Exercise aim: Return the whole listing, keeping every character the same.

________________________

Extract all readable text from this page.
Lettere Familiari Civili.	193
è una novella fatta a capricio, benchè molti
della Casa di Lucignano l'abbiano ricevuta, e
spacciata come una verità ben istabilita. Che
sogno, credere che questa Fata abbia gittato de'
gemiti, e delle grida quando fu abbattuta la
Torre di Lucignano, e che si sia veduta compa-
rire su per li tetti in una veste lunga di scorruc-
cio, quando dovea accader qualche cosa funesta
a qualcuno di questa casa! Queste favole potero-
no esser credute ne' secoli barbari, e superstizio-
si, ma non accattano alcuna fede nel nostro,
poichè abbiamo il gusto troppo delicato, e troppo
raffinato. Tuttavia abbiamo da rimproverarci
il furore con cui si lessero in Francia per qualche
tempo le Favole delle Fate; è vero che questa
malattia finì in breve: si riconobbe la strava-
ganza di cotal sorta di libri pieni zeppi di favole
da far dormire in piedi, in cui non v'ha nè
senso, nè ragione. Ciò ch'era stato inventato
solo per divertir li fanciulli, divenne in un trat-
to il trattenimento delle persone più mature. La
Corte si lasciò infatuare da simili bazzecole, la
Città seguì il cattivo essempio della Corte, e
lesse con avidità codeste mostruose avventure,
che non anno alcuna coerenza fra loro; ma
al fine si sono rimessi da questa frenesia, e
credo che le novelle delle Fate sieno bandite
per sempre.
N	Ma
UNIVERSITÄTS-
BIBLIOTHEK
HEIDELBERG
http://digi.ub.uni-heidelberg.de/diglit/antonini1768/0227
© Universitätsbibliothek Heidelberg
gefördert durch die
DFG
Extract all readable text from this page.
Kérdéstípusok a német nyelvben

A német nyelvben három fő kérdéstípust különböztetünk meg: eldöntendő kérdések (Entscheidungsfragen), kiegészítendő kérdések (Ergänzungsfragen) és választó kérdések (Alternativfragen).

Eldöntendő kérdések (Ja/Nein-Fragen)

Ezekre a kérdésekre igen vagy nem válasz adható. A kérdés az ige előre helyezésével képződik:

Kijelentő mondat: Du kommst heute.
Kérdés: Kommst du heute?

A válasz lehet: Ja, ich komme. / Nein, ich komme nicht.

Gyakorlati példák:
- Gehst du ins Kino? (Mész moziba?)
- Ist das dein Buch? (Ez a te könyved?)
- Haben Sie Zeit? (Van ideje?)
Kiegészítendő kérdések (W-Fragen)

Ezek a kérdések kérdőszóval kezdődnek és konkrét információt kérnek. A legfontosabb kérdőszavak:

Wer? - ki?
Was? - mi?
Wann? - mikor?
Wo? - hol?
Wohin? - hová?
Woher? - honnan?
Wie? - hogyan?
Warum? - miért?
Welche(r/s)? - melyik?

________________________

Solution:
Extract all readable text from this page.
Lettere Familiari Civili.	193
è una novella fatta a capricio, benchè molti
della Casa di Lucignano l'abbiano ricevuta, e
spacciata come una verità ben istabilita. Che
sogno, credere che questa Fata abbia gittato de'
gemiti, e delle grida quando fu abbattuta la
Torre di Lucignano, e che si sia veduta compa-
rire su per li tetti in una veste lunga di scorruc-
cio, quando dovea accader qualche cosa funesta
a qualcuno di questa casa! Queste favole potero-
no esser credute ne' secoli barbari, e superstizio-
si, ma non accattano alcuna fede nel nostro,
poichè abbiamo il gusto troppo delicato, e troppo
raffinato. Tuttavia abbiamo da rimproverarci
il furore con cui si lessero in Francia per qualche
tempo le Favole delle Fate; è vero che questa
malattia finì in breve: si riconobbe la strava-
ganza di cotal sorta di libri pieni zeppi di favole
da far dormire in piedi, in cui non v'ha nè
senso, nè ragione. Ciò ch'era stato inventato
solo per divertir li fanciulli, divenne in un trat-
to il trattenimento delle persone più mature. La
Corte si lasciò infatuare da simili bazzecole, la
Città seguì il cattivo essempio della Corte, e
lesse con avidità codeste mostruose avventure,
che non anno alcuna coerenza fra loro; ma
al fine si sono rimessi da questa frenesia, e
credo che le novelle delle Fate sieno bandite
per sempre.
N	Ma
UNIVERSITÄTS-
BIBLIOTHEK
HEIDELBERG
http://digi.ub.uni-heidelberg.de/diglit/antonini1768/0227
© Universitätsbibliothek Heidelberg
gefördert durch die
DFG
Extract all readable text from this page.
Kérdéstípusok a német nyelvben

A német nyelvben három fő kérdéstípust különböztetünk meg: eldöntendő kérdések (Entscheidungsfragen), kiegészítendő kérdések (Ergänzungsfragen) és választó kérdések (Alternativfragen).

Eldöntendő kérdések (Ja/Nein-Fragen)

Ezekre a kérdésekre igen vagy nem válasz adható. A kérdés az ige előre helyezésével képződik:

Kijelentő mondat: Du kommst heute.
Kérdés: Kommst du heute?

A válasz lehet: Ja, ich komme. / Nein, ich komme nicht.

Gyakorlati példák:
- Gehst du ins Kino? (Mész moziba?)
- Ist das dein Buch? (Ez a te könyved?)
- Haben Sie Zeit? (Van ideje?)
Kiegészítendő kérdések (W-Fragen)

Ezek a kérdések kérdőszóval kezdődnek és konkrét információt kérnek. A legfontosabb kérdőszavak:

Wer? - ki?
Was? - mi?
Wann? - mikor?
Wo? - hol?
Wohin? - hová?
Woher? - honnan?
Wie? - hogyan?
Warum? - miért?
Welche(r/s)? - melyik?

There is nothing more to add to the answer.